>> Start EXERCISE MATERIALS
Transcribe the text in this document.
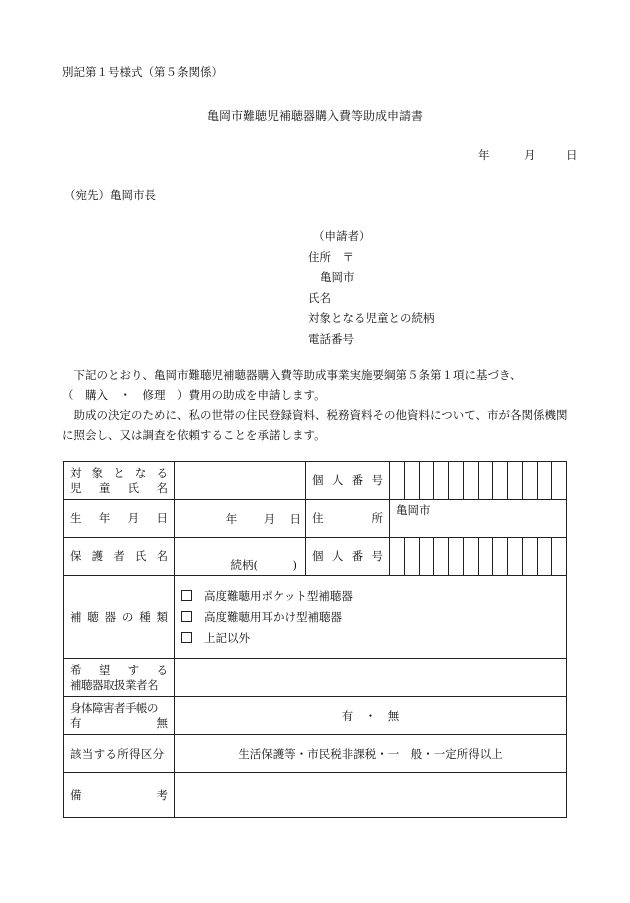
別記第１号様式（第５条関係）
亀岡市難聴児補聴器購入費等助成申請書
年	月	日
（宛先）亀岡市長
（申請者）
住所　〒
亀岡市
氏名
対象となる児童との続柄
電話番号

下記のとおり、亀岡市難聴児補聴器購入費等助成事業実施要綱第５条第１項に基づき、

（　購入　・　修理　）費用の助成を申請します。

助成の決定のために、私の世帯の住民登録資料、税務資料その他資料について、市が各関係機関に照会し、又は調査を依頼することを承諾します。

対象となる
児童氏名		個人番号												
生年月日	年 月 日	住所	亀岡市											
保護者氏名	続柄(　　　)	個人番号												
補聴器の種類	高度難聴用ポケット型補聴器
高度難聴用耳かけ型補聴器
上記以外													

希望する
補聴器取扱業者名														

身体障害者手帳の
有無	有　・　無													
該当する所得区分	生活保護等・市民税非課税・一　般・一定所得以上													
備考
>> End EXERCISE MATERIALS
>> Start EXERCISE MATERIALS
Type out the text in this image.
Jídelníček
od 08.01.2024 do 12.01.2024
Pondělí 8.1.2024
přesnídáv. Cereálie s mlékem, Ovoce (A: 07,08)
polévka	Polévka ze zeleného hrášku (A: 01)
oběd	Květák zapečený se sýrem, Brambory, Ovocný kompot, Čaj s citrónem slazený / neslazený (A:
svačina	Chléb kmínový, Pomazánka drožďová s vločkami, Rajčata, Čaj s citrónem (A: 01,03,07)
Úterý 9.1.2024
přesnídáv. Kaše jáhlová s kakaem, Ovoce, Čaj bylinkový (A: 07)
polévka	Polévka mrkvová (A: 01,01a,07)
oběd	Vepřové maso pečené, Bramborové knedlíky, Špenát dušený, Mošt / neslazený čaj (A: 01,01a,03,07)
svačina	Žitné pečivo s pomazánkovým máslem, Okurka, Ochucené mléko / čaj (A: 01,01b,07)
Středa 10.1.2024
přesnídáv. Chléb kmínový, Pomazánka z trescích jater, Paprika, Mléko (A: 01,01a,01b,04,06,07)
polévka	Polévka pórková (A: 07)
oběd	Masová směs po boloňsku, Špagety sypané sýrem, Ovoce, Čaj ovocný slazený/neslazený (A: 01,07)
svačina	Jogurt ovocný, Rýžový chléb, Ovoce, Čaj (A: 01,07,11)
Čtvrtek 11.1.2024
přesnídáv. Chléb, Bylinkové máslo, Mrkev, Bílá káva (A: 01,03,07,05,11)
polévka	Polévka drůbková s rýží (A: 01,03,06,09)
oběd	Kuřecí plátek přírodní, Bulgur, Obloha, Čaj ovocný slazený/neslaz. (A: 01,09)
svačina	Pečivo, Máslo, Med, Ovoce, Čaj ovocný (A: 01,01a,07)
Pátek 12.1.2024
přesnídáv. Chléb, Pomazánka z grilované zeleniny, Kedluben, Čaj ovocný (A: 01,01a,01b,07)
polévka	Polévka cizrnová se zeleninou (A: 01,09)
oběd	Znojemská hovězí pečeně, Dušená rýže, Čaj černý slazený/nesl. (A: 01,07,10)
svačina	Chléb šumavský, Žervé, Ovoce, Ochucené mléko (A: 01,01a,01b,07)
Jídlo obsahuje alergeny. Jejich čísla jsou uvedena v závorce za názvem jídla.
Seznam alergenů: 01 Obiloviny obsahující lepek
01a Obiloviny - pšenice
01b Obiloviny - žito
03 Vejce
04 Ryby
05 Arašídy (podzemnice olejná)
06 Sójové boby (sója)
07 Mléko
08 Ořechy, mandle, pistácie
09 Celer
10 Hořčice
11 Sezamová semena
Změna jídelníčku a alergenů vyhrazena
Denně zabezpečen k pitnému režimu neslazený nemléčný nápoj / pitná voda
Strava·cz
>> End EXERCISE MATERIALS
Select every line in the material above where the string "Polévka" occurs, and copy it.

polévka	Polévka ze zeleného hrášku (A: 01)
polévka	Polévka mrkvová (A: 01,01a,07)
polévka	Polévka pórková (A: 07)
polévka	Polévka drůbková s rýží (A: 01,03,06,09)
polévka	Polévka cizrnová se zeleninou (A: 01,09)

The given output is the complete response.